=== Task description ===
State the number of lines that contain the word "icon", and add nothing else.

=== Raw records ===
• • •

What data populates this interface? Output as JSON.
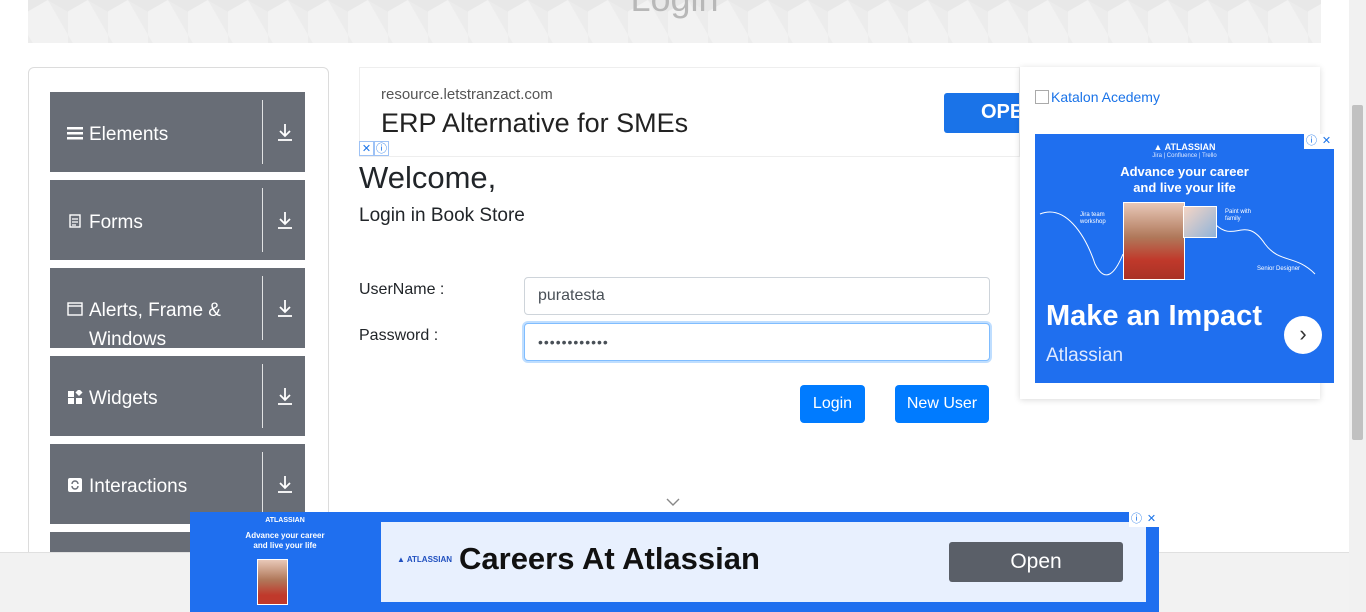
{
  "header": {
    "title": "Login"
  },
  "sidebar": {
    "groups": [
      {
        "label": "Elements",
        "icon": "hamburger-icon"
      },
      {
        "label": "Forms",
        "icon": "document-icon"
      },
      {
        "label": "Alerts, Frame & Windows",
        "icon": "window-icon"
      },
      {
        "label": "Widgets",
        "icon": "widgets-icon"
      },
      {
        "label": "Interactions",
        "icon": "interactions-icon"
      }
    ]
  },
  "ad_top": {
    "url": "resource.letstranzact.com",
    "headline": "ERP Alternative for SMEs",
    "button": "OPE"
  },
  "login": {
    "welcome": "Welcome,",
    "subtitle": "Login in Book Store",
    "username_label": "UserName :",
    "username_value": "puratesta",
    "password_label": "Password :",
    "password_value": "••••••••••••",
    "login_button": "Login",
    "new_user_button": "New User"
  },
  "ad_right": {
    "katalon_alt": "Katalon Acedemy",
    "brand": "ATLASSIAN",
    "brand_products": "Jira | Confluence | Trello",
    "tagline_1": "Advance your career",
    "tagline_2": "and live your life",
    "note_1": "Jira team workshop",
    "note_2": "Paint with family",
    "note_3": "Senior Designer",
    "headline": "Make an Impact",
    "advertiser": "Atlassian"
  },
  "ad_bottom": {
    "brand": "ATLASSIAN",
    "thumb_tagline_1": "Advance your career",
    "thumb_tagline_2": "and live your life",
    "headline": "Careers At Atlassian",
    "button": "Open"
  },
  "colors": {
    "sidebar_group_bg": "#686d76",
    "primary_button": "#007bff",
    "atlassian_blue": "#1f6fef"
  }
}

• • •

=== The answer ===
5